Output a single figure: the number of lines in which the word "Search" appears.

* Start Listing *

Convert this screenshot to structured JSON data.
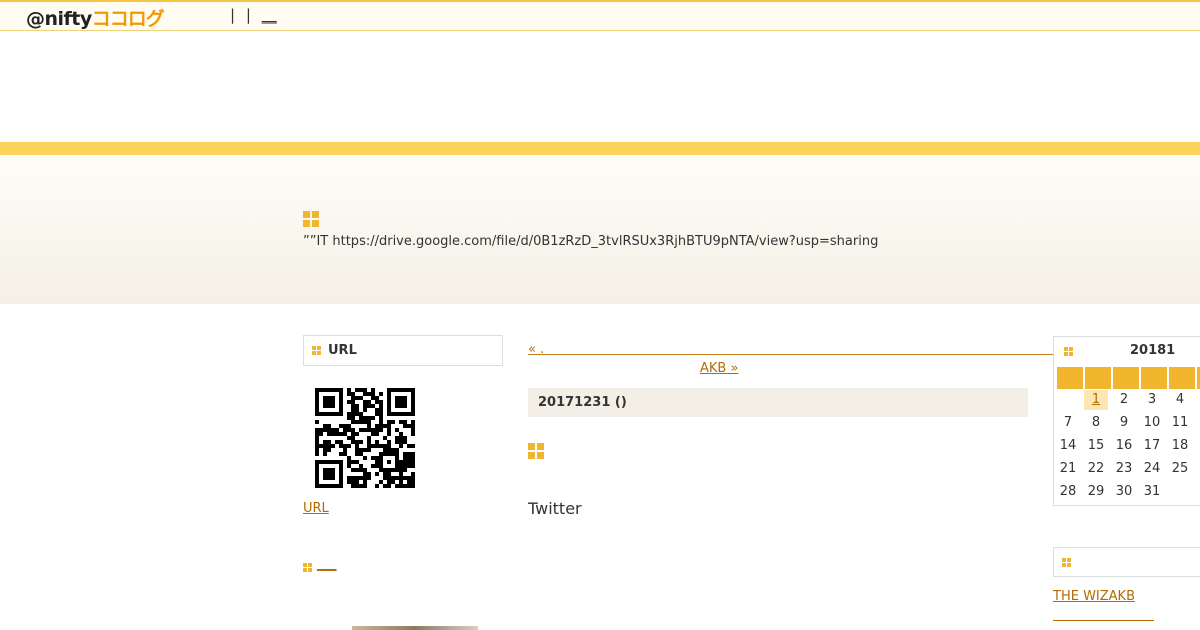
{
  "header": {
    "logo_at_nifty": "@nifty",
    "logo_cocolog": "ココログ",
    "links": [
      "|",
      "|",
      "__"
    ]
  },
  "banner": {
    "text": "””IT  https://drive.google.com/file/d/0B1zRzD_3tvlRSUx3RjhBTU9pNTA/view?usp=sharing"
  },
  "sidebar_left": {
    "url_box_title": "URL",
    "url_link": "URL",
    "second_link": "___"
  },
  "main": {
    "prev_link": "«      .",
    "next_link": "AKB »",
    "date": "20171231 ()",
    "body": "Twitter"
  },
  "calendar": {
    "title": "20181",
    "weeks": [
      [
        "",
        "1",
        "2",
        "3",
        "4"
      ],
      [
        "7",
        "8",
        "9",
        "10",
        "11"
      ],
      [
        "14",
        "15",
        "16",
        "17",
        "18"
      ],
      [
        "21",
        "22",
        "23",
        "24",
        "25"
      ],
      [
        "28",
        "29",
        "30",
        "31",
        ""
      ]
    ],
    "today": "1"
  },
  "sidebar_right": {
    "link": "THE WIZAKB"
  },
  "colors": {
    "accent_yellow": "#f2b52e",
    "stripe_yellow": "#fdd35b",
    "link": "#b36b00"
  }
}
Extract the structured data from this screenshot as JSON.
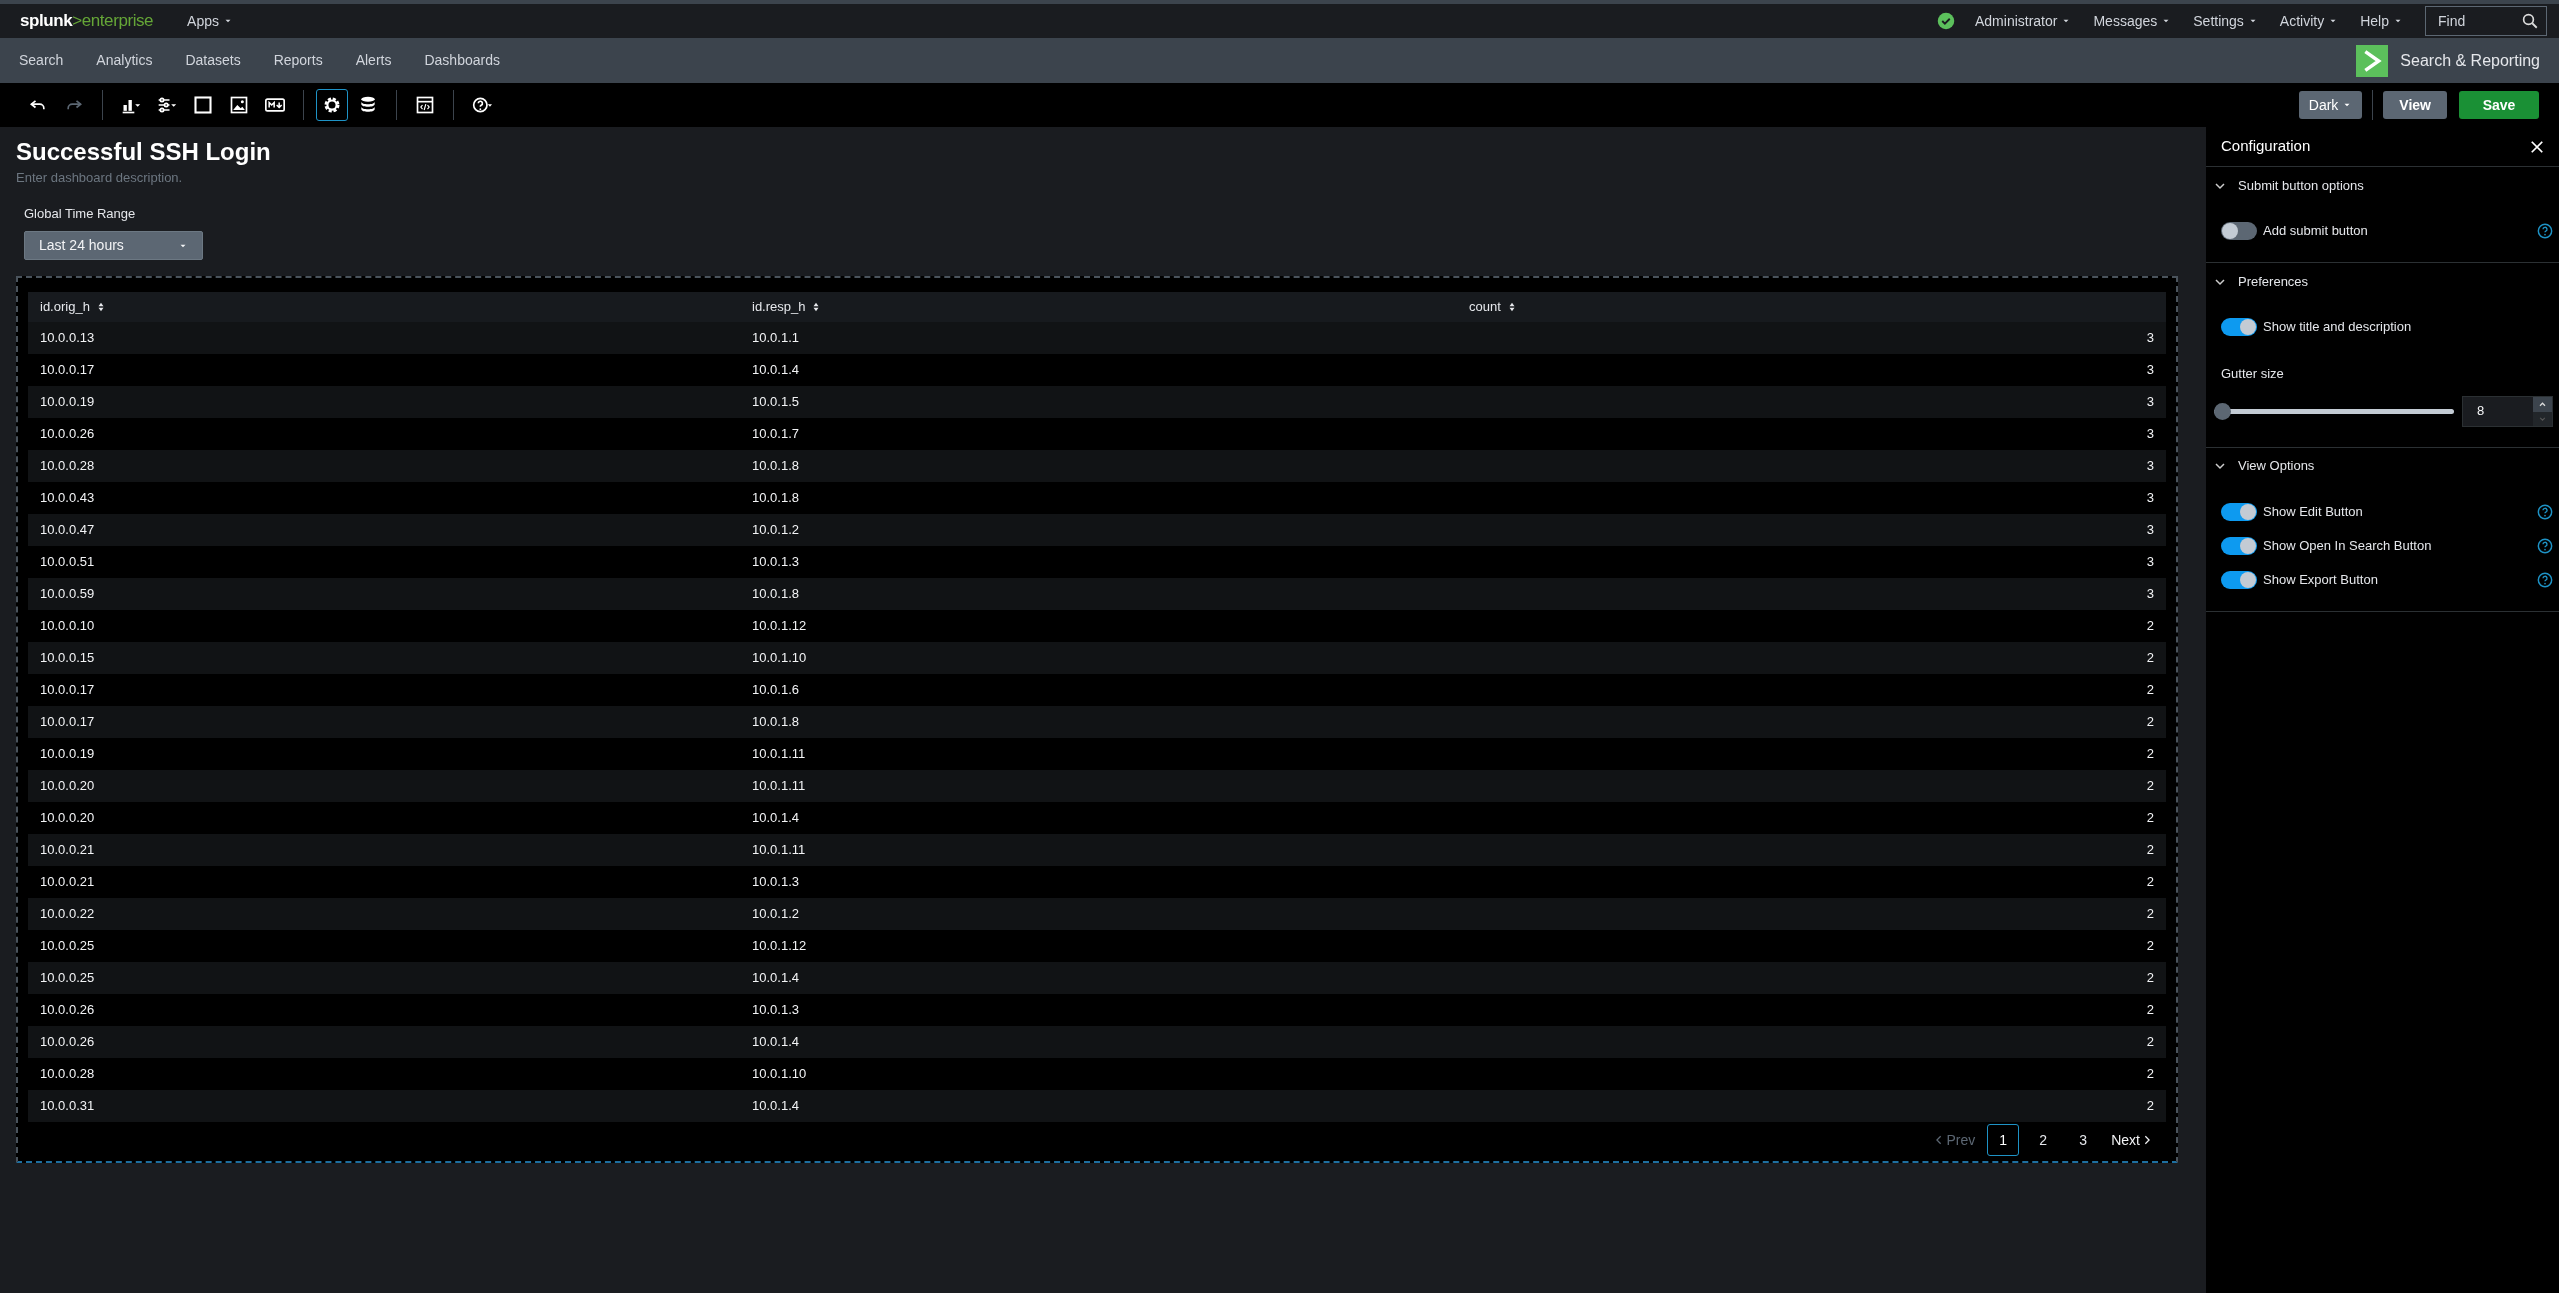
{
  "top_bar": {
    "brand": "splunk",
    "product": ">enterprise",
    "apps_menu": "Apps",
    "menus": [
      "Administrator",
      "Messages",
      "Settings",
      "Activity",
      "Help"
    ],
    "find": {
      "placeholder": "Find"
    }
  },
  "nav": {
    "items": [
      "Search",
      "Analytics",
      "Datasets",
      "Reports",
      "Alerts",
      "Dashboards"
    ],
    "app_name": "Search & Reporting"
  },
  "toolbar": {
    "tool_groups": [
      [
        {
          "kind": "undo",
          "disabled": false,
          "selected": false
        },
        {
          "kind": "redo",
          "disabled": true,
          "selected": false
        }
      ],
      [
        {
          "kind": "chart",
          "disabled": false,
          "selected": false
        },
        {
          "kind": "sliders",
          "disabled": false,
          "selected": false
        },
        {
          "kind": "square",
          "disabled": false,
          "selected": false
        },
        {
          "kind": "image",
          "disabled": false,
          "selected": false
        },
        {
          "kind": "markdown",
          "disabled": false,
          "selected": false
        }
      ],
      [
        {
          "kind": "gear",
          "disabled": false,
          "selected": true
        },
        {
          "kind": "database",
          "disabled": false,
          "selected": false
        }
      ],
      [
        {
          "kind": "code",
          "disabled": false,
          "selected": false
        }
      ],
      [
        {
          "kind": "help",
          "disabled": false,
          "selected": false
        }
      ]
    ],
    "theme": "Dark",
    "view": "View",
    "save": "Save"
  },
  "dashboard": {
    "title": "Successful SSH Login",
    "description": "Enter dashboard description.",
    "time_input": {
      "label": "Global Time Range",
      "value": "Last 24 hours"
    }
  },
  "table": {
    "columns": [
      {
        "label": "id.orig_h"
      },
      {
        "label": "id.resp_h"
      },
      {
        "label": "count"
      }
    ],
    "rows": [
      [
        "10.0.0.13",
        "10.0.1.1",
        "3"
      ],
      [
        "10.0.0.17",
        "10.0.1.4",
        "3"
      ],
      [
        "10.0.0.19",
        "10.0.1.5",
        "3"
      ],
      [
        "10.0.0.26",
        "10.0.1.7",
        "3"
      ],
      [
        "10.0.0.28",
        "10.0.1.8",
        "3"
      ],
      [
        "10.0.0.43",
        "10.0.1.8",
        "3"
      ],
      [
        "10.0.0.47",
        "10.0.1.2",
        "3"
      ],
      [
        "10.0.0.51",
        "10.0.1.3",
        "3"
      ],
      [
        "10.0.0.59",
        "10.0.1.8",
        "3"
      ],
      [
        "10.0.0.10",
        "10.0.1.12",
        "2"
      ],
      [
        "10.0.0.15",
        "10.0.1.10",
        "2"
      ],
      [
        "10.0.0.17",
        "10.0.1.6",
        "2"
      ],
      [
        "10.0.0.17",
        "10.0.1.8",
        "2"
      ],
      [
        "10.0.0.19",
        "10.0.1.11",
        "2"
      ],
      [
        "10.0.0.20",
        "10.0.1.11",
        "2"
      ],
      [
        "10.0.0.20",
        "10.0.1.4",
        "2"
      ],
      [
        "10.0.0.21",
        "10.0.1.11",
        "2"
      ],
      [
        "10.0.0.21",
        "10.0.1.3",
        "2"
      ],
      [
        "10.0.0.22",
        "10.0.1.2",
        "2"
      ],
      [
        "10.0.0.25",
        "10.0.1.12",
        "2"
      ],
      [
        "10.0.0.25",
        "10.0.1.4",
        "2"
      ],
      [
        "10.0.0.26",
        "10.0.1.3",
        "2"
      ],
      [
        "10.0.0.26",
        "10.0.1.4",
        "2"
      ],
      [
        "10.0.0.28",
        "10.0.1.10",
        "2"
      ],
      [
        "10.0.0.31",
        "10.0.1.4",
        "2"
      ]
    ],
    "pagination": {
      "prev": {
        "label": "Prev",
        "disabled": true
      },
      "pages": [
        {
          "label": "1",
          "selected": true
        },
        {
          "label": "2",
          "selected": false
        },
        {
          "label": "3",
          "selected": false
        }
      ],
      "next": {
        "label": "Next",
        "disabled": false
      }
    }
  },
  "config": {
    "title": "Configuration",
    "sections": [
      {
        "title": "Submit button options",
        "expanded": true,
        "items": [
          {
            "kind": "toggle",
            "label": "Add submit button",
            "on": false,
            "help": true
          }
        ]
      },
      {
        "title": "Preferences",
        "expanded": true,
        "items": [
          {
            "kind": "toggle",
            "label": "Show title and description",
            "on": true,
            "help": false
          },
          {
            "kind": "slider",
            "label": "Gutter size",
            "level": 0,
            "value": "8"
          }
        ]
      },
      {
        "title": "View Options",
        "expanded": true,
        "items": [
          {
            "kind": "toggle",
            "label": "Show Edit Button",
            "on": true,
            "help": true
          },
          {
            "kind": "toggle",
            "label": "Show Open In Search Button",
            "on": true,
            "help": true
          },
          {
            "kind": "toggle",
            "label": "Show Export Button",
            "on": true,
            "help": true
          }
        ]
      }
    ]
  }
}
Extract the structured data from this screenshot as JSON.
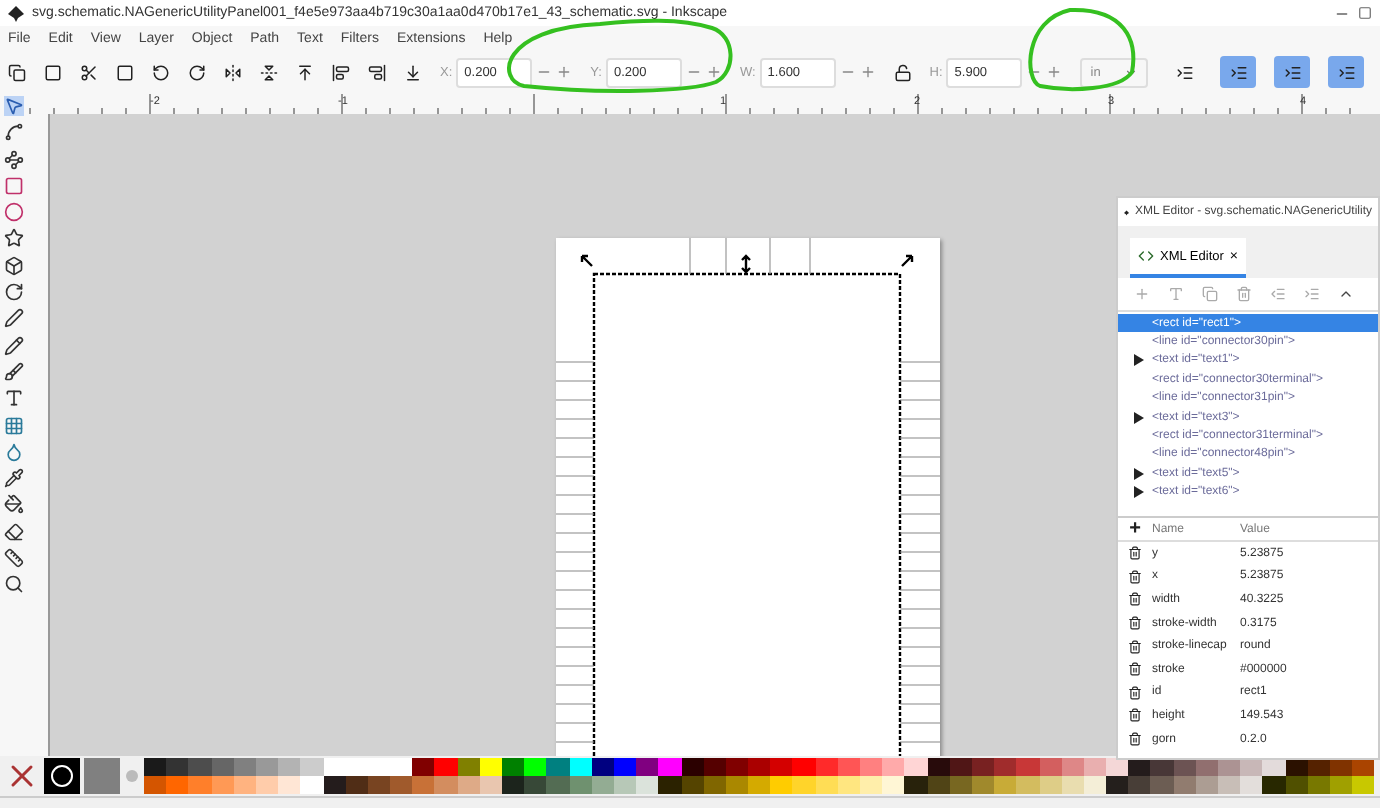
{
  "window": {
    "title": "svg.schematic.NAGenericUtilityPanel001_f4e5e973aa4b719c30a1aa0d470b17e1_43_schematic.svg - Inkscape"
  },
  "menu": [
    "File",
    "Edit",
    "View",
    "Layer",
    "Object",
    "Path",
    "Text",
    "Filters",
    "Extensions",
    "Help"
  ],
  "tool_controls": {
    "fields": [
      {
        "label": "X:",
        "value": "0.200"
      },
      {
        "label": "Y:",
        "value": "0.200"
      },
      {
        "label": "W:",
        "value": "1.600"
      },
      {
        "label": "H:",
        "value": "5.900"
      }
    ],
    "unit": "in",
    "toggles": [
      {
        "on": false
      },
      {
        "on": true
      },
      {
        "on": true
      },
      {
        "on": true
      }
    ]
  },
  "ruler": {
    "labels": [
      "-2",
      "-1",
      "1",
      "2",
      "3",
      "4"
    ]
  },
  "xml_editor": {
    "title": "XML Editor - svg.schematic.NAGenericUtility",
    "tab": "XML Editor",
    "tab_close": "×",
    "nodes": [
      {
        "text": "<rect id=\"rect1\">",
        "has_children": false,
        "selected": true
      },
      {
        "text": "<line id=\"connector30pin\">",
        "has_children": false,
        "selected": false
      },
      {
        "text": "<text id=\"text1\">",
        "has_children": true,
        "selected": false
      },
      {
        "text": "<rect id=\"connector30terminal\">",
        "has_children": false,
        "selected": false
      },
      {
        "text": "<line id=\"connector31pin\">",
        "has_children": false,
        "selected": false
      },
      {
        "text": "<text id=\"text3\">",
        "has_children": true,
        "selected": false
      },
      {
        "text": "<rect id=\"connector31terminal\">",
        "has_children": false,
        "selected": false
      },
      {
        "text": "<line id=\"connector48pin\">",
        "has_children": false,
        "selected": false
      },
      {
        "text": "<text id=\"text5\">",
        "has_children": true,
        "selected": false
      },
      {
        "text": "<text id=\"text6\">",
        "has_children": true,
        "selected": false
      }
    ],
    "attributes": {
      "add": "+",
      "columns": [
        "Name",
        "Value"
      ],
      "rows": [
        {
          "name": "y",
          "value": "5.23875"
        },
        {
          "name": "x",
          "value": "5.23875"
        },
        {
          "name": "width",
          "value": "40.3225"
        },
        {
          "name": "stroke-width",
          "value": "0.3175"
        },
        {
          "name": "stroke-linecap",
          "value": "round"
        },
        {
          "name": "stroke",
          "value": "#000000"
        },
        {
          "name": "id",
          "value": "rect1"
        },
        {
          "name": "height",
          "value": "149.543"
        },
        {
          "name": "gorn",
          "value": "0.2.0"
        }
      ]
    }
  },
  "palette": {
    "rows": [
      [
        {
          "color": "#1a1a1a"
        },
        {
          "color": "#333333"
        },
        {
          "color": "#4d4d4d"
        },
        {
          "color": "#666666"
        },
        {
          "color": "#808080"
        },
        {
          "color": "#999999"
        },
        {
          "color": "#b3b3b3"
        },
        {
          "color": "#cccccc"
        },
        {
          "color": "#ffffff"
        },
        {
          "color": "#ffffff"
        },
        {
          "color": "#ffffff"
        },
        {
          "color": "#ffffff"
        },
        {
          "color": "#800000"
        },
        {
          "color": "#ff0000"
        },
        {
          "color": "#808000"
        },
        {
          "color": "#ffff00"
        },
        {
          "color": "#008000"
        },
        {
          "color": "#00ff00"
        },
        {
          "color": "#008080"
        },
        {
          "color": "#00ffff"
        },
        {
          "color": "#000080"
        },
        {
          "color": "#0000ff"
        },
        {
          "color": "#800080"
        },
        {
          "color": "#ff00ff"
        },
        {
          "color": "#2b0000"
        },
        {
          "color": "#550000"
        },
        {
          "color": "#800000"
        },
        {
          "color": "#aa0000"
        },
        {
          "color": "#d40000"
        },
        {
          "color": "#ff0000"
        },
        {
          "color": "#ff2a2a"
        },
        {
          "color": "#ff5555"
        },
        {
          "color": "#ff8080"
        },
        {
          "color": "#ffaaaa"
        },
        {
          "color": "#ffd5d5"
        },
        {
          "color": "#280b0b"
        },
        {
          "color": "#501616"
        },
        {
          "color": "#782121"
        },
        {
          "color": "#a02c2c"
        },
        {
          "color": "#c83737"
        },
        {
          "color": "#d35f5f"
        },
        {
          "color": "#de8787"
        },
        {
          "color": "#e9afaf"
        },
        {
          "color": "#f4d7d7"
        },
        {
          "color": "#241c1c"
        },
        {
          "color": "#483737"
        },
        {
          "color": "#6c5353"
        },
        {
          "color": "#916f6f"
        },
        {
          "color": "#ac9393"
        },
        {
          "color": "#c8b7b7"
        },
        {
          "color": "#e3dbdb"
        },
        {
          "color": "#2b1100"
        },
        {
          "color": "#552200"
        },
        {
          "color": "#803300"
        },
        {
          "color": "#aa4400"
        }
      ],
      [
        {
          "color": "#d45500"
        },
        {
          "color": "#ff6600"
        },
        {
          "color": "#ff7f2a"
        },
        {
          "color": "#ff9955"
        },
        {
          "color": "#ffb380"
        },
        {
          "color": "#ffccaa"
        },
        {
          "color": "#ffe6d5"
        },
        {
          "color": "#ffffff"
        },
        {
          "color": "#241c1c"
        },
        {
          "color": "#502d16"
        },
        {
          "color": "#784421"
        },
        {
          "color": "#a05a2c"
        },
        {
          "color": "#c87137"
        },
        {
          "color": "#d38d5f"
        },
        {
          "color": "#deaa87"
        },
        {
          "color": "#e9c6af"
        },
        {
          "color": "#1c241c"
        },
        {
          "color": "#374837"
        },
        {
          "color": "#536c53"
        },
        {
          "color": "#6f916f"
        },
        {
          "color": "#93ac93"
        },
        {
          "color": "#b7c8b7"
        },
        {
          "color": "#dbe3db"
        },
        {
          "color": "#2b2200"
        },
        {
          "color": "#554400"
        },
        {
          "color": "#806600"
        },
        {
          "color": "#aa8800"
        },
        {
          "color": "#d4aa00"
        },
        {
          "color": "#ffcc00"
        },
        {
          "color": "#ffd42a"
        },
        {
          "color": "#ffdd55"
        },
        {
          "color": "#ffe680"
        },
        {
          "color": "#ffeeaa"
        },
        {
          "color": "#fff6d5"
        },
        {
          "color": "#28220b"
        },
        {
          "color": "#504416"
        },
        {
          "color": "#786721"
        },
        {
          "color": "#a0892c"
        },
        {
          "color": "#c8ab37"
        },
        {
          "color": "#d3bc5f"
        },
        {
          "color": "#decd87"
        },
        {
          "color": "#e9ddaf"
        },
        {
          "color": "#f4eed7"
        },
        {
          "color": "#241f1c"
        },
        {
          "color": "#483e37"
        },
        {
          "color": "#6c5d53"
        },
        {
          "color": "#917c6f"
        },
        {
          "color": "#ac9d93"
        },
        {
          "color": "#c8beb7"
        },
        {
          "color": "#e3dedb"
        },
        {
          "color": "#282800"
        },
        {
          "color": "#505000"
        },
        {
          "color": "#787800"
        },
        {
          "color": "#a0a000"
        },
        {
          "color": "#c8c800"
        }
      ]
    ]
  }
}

* End Listing *

• [The solution]
3